Each line that contains the word "KNOWLEDGE" counts once; give the total for the records below and nothing else.

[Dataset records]
══════
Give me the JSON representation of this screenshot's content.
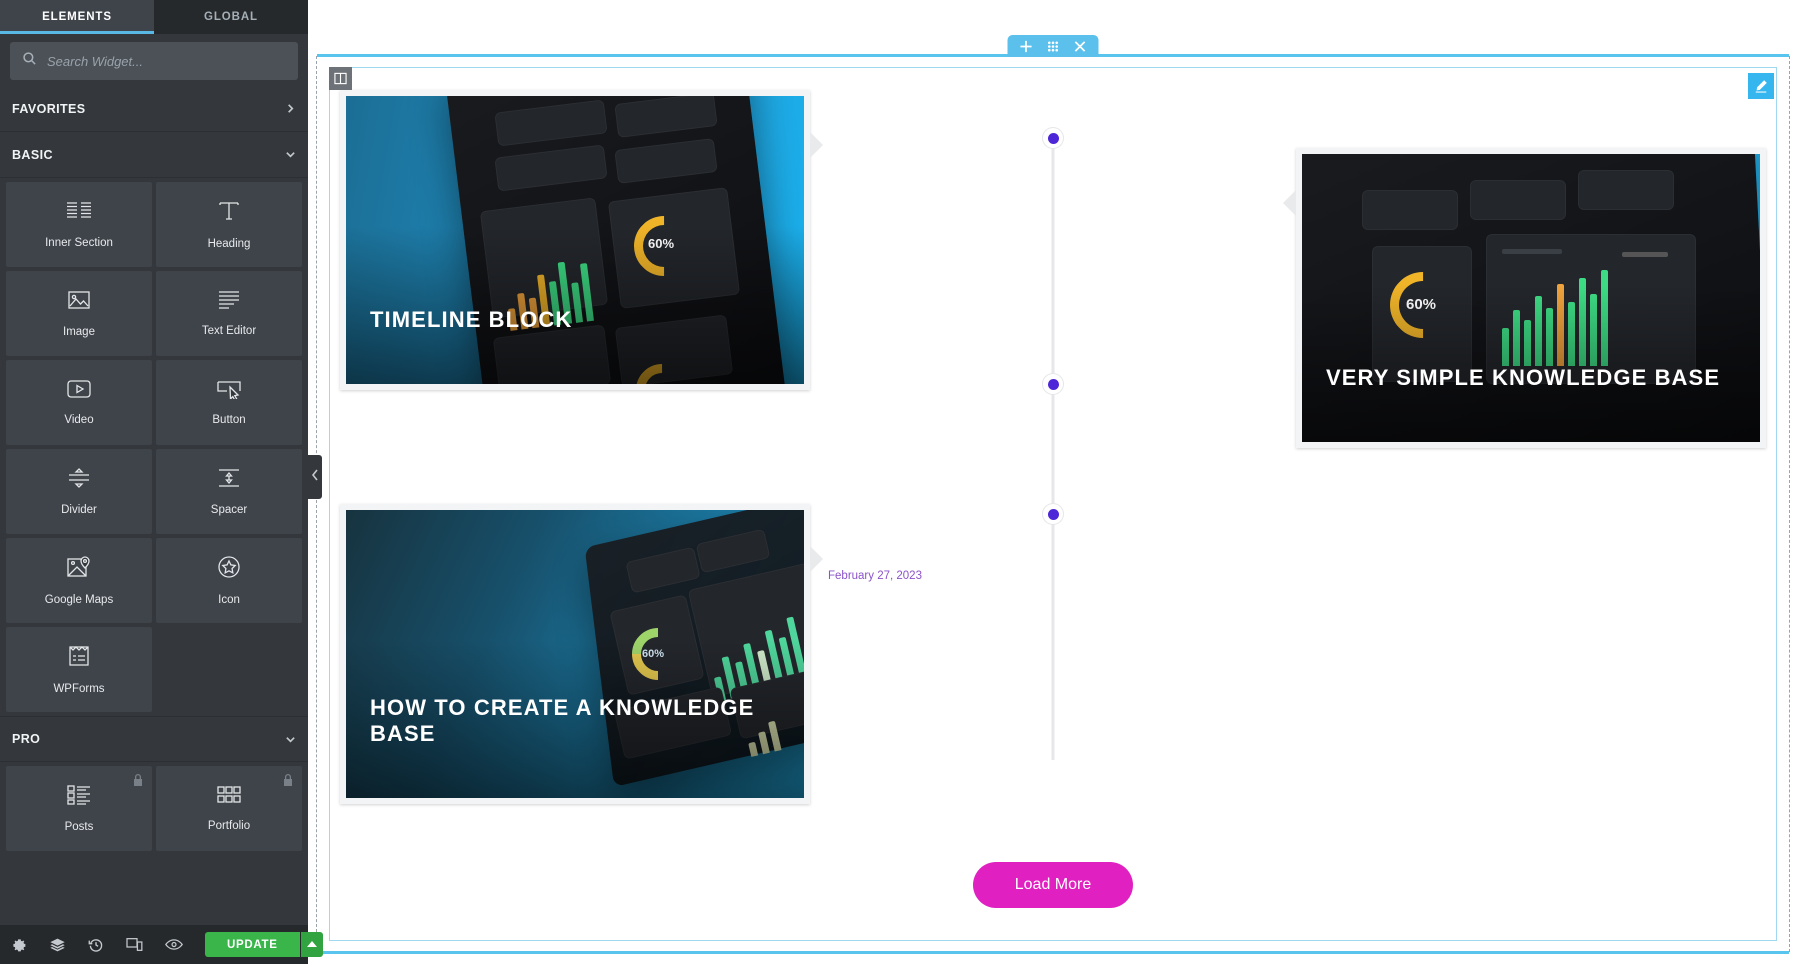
{
  "panel": {
    "tabs": [
      {
        "label": "ELEMENTS",
        "active": true
      },
      {
        "label": "GLOBAL",
        "active": false
      }
    ],
    "search": {
      "placeholder": "Search Widget...",
      "value": "",
      "icon": "search-icon"
    },
    "sections": [
      {
        "label": "FAVORITES",
        "state": "collapsed",
        "chevron": "chevron-right-icon"
      },
      {
        "label": "BASIC",
        "state": "expanded",
        "chevron": "chevron-down-icon"
      },
      {
        "label": "PRO",
        "state": "expanded",
        "chevron": "chevron-down-icon"
      }
    ],
    "basic_widgets": [
      {
        "label": "Inner Section",
        "icon": "inner-section-icon",
        "locked": false
      },
      {
        "label": "Heading",
        "icon": "heading-icon",
        "locked": false
      },
      {
        "label": "Image",
        "icon": "image-icon",
        "locked": false
      },
      {
        "label": "Text Editor",
        "icon": "text-editor-icon",
        "locked": false
      },
      {
        "label": "Video",
        "icon": "video-icon",
        "locked": false
      },
      {
        "label": "Button",
        "icon": "button-icon",
        "locked": false
      },
      {
        "label": "Divider",
        "icon": "divider-icon",
        "locked": false
      },
      {
        "label": "Spacer",
        "icon": "spacer-icon",
        "locked": false
      },
      {
        "label": "Google Maps",
        "icon": "google-maps-icon",
        "locked": false
      },
      {
        "label": "Icon",
        "icon": "star-icon",
        "locked": false
      },
      {
        "label": "WPForms",
        "icon": "wpforms-icon",
        "locked": false
      }
    ],
    "pro_widgets": [
      {
        "label": "Posts",
        "icon": "posts-icon",
        "locked": true
      },
      {
        "label": "Portfolio",
        "icon": "portfolio-icon",
        "locked": true
      }
    ],
    "footer": {
      "icons": [
        {
          "name": "settings-gear-icon",
          "title": "Settings"
        },
        {
          "name": "layers-navigator-icon",
          "title": "Navigator"
        },
        {
          "name": "history-icon",
          "title": "History"
        },
        {
          "name": "responsive-mode-icon",
          "title": "Responsive Mode"
        },
        {
          "name": "preview-eye-icon",
          "title": "Preview Changes"
        }
      ],
      "update_label": "UPDATE",
      "update_color": "#39b54a",
      "caret_icon": "caret-up-icon"
    },
    "collapse_handle_icon": "chevron-left-icon"
  },
  "canvas": {
    "section_tab": {
      "add_icon": "plus-icon",
      "drag_icon": "dots-grid-icon",
      "close_icon": "close-x-icon",
      "color": "#5bc0eb"
    },
    "column_handle_icon": "column-handle-icon",
    "edit_icon": "pencil-edit-icon",
    "timeline": {
      "dot_color": "#4d26d8",
      "line_color": "#e7e7ea",
      "items": [
        {
          "title": "TIMELINE BLOCK",
          "side": "left",
          "date": ""
        },
        {
          "title": "VERY SIMPLE KNOWLEDGE BASE",
          "side": "right",
          "date": ""
        },
        {
          "title": "HOW TO CREATE A KNOWLEDGE BASE",
          "side": "left",
          "date": "February 27, 2023"
        }
      ]
    },
    "load_more": {
      "label": "Load More",
      "color": "#e020c0"
    }
  }
}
══════
Correct output: 2